- **提取文本**
○ ○ ○ ○
R:SVM-RFE特征筛选与分类性能分析脚本

# 清理环境和设置工作目录
rm(list = ls())
setwd("C:\\Users\\Administrator\\Desktop\\machine learning\\SVM-RFE\\CAZy")
set.seed(127)

# 加载数据
input <- read.table("matched_otu.txt", header = TRUE, row.names = 1, sep = "\t")

# 加载必要的包
library(e1071)
library(caret)
library(parallel)
library(ggplot2)
library(kernlab)

# 准备数据
response <- as.factor(input[, "group"])  # 响应变量
features <- input[, -1]       # 特征矩阵(去掉 group)

# 定义并行计算环境
cl <- makeCluster(detectCores() - 1)  # 使用所有核心,留一个空闲
clusterExport(cl, c("features", "response"))  # 导出全局变量到每个工作节点
clusterEvalQ(cl, library(e1071))  # 在每个核心加载必要的包

# 定义SVM-RFE函数
svm_rfe <- function(features, response, n_folds = 10) {
  rfe_control <- rfeControl(
    functions = caretFuncs,
    method = "cv",
    number = n_folds,
    allowParallel = TRUE
  )
  
  # 使用支持向量机进行RFE
  rfe_results <- rfe(
    x = features,
    y = response,
    sizes = seq(1, ncol(features), by = 1),  # 逐步减少特征
    rfeControl = rfe_control,
    method = "svmLinear"  # 使用线性核支持向量机
  )
  
  return(rfe_results)
}

# 执行SVM-RFE
rfe_results <- svm_rfe(features, response)

# 停止并行计算
stopCluster(cl)

# 保存特征重要性
importance <- varImp(rfe_results)
write.table(importance, "feature_importance.txt", sep = "\t", col.names = NA, quote = FALSE)

# 可视化:泛化误差与特征数的关系
performance_data <- data.frame(
  Features = rfe_results$results$Variables,
  Accuracy = rfe_results$results$Accuracy
)

ggplot(performance_data, aes(x = Features, y = Accuracy)) +
  geom_line(color = "blue") +
  geom_point(color = "red") +
  labs(
    title = "Feature Number vs Accuracy",
    x = "Number of Features",
    y = "Accuracy"
○ ○ ○ ○
- **任务要求**
把上面SVM-RFE脚本中从“return(rfe_results)”开始、一直到“quote = FALSE)”为止的部分原样抄写出来。

- **数据块**
○ ○ ○ ○
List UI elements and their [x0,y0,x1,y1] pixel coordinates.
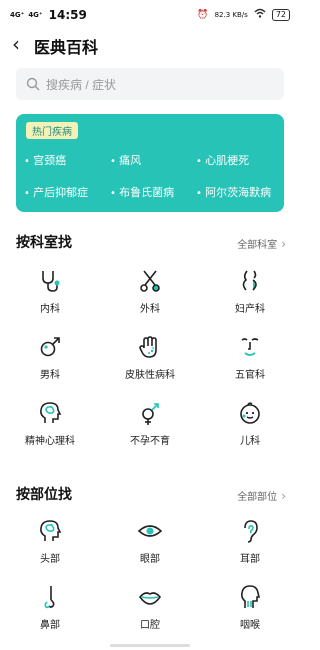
○ ○ ○ ○
- **正确输出**
return(rfe_results)
}

# 执行SVM-RFE
rfe_results <- svm_rfe(features, response)

# 停止并行计算
stopCluster(cl)

# 保存特征重要性
importance <- varImp(rfe_results)
write.table(importance, "feature_importance.txt", sep = "\t", col.names = NA, quote = FALSE)